WORK TO BE COMPLETED | An exact reproduction of the records is required, with all images left out.

EXTRACTED DATA |
* * * * * * * * *
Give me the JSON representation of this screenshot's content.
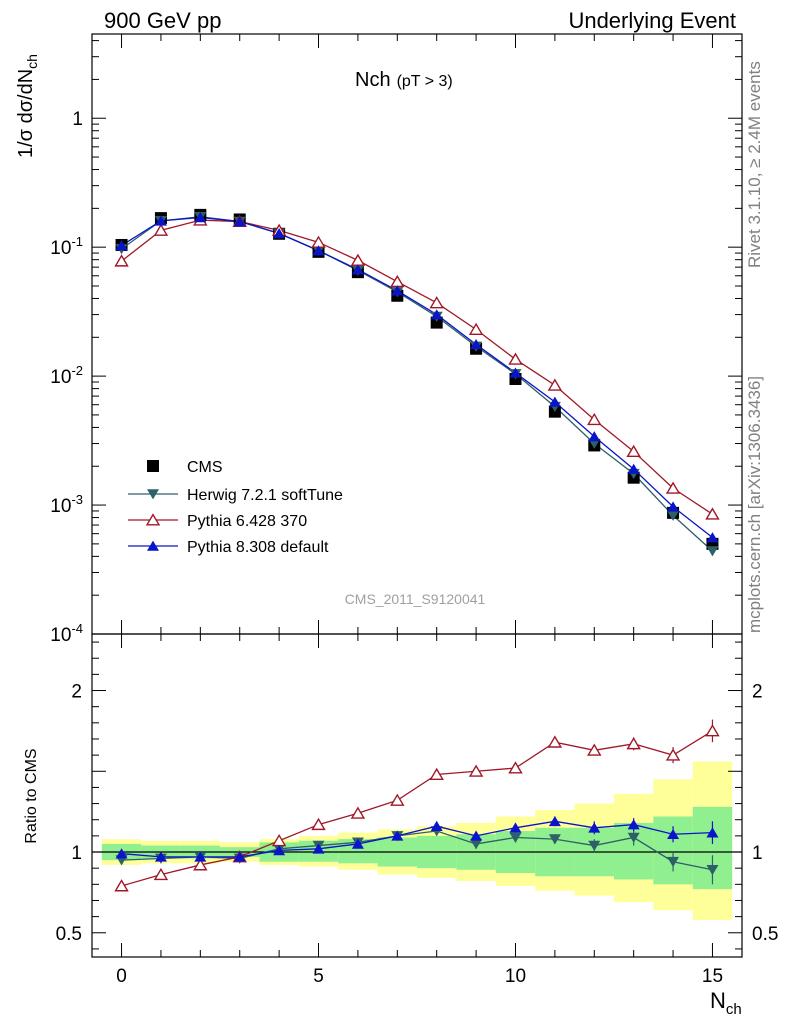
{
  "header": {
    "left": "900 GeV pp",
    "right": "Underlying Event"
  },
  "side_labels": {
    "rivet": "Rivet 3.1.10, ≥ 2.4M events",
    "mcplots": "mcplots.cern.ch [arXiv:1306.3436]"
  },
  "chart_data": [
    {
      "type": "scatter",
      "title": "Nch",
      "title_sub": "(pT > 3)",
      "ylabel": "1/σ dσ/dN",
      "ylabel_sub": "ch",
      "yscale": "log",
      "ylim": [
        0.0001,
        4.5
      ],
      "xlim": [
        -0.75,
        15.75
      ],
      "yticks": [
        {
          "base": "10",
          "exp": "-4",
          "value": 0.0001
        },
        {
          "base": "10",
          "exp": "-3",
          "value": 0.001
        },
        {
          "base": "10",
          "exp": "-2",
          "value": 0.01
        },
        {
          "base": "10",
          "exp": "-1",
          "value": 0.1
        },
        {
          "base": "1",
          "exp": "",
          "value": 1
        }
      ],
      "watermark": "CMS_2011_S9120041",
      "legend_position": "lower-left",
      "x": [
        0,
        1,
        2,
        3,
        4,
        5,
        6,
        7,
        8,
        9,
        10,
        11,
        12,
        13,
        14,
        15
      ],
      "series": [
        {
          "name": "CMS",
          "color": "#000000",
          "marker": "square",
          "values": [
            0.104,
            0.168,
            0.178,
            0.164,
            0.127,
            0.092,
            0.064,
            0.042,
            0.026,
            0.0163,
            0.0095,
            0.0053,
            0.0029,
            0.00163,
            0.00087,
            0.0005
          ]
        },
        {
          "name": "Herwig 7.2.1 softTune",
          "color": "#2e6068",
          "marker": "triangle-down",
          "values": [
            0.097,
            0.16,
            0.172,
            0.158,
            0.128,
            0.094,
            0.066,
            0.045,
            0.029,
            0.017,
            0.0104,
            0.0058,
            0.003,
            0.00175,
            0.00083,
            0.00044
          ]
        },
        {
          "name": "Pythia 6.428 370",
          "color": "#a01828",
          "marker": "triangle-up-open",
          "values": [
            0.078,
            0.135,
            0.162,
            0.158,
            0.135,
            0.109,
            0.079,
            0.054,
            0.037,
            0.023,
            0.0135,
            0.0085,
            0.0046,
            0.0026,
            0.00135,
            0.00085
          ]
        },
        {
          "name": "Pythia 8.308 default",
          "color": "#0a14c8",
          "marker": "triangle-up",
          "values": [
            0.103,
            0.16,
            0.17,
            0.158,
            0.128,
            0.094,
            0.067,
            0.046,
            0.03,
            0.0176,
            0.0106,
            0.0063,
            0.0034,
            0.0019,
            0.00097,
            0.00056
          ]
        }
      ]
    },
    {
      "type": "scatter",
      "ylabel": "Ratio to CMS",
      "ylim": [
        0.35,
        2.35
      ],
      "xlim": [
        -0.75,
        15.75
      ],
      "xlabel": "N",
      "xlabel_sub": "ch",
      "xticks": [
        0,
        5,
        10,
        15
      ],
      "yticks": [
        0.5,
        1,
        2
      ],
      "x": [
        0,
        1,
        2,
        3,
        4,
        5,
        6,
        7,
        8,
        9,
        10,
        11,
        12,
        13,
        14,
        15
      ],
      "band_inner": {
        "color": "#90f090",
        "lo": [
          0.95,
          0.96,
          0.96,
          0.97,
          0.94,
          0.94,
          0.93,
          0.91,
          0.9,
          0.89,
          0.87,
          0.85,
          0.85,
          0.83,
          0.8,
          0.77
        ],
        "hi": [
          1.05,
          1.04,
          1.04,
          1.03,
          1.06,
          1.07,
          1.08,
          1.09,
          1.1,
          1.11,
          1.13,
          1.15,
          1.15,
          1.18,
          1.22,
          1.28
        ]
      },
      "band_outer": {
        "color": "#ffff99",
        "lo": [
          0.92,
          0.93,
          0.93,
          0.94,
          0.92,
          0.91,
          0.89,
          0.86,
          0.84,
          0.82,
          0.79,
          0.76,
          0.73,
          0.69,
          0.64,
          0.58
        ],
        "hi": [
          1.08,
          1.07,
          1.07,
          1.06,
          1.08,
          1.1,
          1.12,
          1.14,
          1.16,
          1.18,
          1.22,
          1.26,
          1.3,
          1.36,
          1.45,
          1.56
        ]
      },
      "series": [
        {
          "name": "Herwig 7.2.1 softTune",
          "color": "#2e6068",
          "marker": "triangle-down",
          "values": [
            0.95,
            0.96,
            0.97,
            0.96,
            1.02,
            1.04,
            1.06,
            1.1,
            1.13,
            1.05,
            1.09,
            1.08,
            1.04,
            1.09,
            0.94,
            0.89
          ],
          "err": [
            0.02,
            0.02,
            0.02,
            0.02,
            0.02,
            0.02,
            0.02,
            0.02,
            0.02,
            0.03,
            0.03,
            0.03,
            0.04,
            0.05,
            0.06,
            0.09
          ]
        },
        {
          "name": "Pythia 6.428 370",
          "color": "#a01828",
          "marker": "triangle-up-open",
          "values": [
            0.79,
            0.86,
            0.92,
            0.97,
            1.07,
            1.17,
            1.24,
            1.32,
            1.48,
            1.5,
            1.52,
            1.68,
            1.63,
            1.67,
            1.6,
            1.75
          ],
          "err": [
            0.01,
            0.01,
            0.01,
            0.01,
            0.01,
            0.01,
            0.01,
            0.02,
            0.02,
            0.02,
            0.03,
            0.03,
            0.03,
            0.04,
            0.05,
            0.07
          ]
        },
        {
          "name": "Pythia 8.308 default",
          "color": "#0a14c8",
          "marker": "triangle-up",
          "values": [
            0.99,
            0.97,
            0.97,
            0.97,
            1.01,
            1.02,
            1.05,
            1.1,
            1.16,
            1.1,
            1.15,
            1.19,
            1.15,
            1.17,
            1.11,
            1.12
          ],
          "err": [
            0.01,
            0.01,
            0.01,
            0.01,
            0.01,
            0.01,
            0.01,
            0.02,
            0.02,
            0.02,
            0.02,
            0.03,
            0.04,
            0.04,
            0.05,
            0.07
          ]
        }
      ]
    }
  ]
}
* * * * * * * * *
TASK RESULT |
Give me the JSON representation of this screenshot's content.
{
  "header": {
    "left": "900 GeV pp",
    "right": "Underlying Event"
  },
  "side_labels": {
    "rivet": "Rivet 3.1.10, ≥ 2.4M events",
    "mcplots": "mcplots.cern.ch [arXiv:1306.3436]"
  },
  "chart_data": [
    {
      "type": "scatter",
      "title": "Nch",
      "title_sub": "(pT > 3)",
      "ylabel": "1/σ dσ/dN",
      "ylabel_sub": "ch",
      "yscale": "log",
      "ylim": [
        0.0001,
        4.5
      ],
      "xlim": [
        -0.75,
        15.75
      ],
      "yticks": [
        {
          "base": "10",
          "exp": "-4",
          "value": 0.0001
        },
        {
          "base": "10",
          "exp": "-3",
          "value": 0.001
        },
        {
          "base": "10",
          "exp": "-2",
          "value": 0.01
        },
        {
          "base": "10",
          "exp": "-1",
          "value": 0.1
        },
        {
          "base": "1",
          "exp": "",
          "value": 1
        }
      ],
      "watermark": "CMS_2011_S9120041",
      "legend_position": "lower-left",
      "x": [
        0,
        1,
        2,
        3,
        4,
        5,
        6,
        7,
        8,
        9,
        10,
        11,
        12,
        13,
        14,
        15
      ],
      "series": [
        {
          "name": "CMS",
          "color": "#000000",
          "marker": "square",
          "values": [
            0.104,
            0.168,
            0.178,
            0.164,
            0.127,
            0.092,
            0.064,
            0.042,
            0.026,
            0.0163,
            0.0095,
            0.0053,
            0.0029,
            0.00163,
            0.00087,
            0.0005
          ]
        },
        {
          "name": "Herwig 7.2.1 softTune",
          "color": "#2e6068",
          "marker": "triangle-down",
          "values": [
            0.097,
            0.16,
            0.172,
            0.158,
            0.128,
            0.094,
            0.066,
            0.045,
            0.029,
            0.017,
            0.0104,
            0.0058,
            0.003,
            0.00175,
            0.00083,
            0.00044
          ]
        },
        {
          "name": "Pythia 6.428 370",
          "color": "#a01828",
          "marker": "triangle-up-open",
          "values": [
            0.078,
            0.135,
            0.162,
            0.158,
            0.135,
            0.109,
            0.079,
            0.054,
            0.037,
            0.023,
            0.0135,
            0.0085,
            0.0046,
            0.0026,
            0.00135,
            0.00085
          ]
        },
        {
          "name": "Pythia 8.308 default",
          "color": "#0a14c8",
          "marker": "triangle-up",
          "values": [
            0.103,
            0.16,
            0.17,
            0.158,
            0.128,
            0.094,
            0.067,
            0.046,
            0.03,
            0.0176,
            0.0106,
            0.0063,
            0.0034,
            0.0019,
            0.00097,
            0.00056
          ]
        }
      ]
    },
    {
      "type": "scatter",
      "ylabel": "Ratio to CMS",
      "ylim": [
        0.35,
        2.35
      ],
      "xlim": [
        -0.75,
        15.75
      ],
      "xlabel": "N",
      "xlabel_sub": "ch",
      "xticks": [
        0,
        5,
        10,
        15
      ],
      "yticks": [
        0.5,
        1,
        2
      ],
      "x": [
        0,
        1,
        2,
        3,
        4,
        5,
        6,
        7,
        8,
        9,
        10,
        11,
        12,
        13,
        14,
        15
      ],
      "band_inner": {
        "color": "#90f090",
        "lo": [
          0.95,
          0.96,
          0.96,
          0.97,
          0.94,
          0.94,
          0.93,
          0.91,
          0.9,
          0.89,
          0.87,
          0.85,
          0.85,
          0.83,
          0.8,
          0.77
        ],
        "hi": [
          1.05,
          1.04,
          1.04,
          1.03,
          1.06,
          1.07,
          1.08,
          1.09,
          1.1,
          1.11,
          1.13,
          1.15,
          1.15,
          1.18,
          1.22,
          1.28
        ]
      },
      "band_outer": {
        "color": "#ffff99",
        "lo": [
          0.92,
          0.93,
          0.93,
          0.94,
          0.92,
          0.91,
          0.89,
          0.86,
          0.84,
          0.82,
          0.79,
          0.76,
          0.73,
          0.69,
          0.64,
          0.58
        ],
        "hi": [
          1.08,
          1.07,
          1.07,
          1.06,
          1.08,
          1.1,
          1.12,
          1.14,
          1.16,
          1.18,
          1.22,
          1.26,
          1.3,
          1.36,
          1.45,
          1.56
        ]
      },
      "series": [
        {
          "name": "Herwig 7.2.1 softTune",
          "color": "#2e6068",
          "marker": "triangle-down",
          "values": [
            0.95,
            0.96,
            0.97,
            0.96,
            1.02,
            1.04,
            1.06,
            1.1,
            1.13,
            1.05,
            1.09,
            1.08,
            1.04,
            1.09,
            0.94,
            0.89
          ],
          "err": [
            0.02,
            0.02,
            0.02,
            0.02,
            0.02,
            0.02,
            0.02,
            0.02,
            0.02,
            0.03,
            0.03,
            0.03,
            0.04,
            0.05,
            0.06,
            0.09
          ]
        },
        {
          "name": "Pythia 6.428 370",
          "color": "#a01828",
          "marker": "triangle-up-open",
          "values": [
            0.79,
            0.86,
            0.92,
            0.97,
            1.07,
            1.17,
            1.24,
            1.32,
            1.48,
            1.5,
            1.52,
            1.68,
            1.63,
            1.67,
            1.6,
            1.75
          ],
          "err": [
            0.01,
            0.01,
            0.01,
            0.01,
            0.01,
            0.01,
            0.01,
            0.02,
            0.02,
            0.02,
            0.03,
            0.03,
            0.03,
            0.04,
            0.05,
            0.07
          ]
        },
        {
          "name": "Pythia 8.308 default",
          "color": "#0a14c8",
          "marker": "triangle-up",
          "values": [
            0.99,
            0.97,
            0.97,
            0.97,
            1.01,
            1.02,
            1.05,
            1.1,
            1.16,
            1.1,
            1.15,
            1.19,
            1.15,
            1.17,
            1.11,
            1.12
          ],
          "err": [
            0.01,
            0.01,
            0.01,
            0.01,
            0.01,
            0.01,
            0.01,
            0.02,
            0.02,
            0.02,
            0.02,
            0.03,
            0.04,
            0.04,
            0.05,
            0.07
          ]
        }
      ]
    }
  ]
}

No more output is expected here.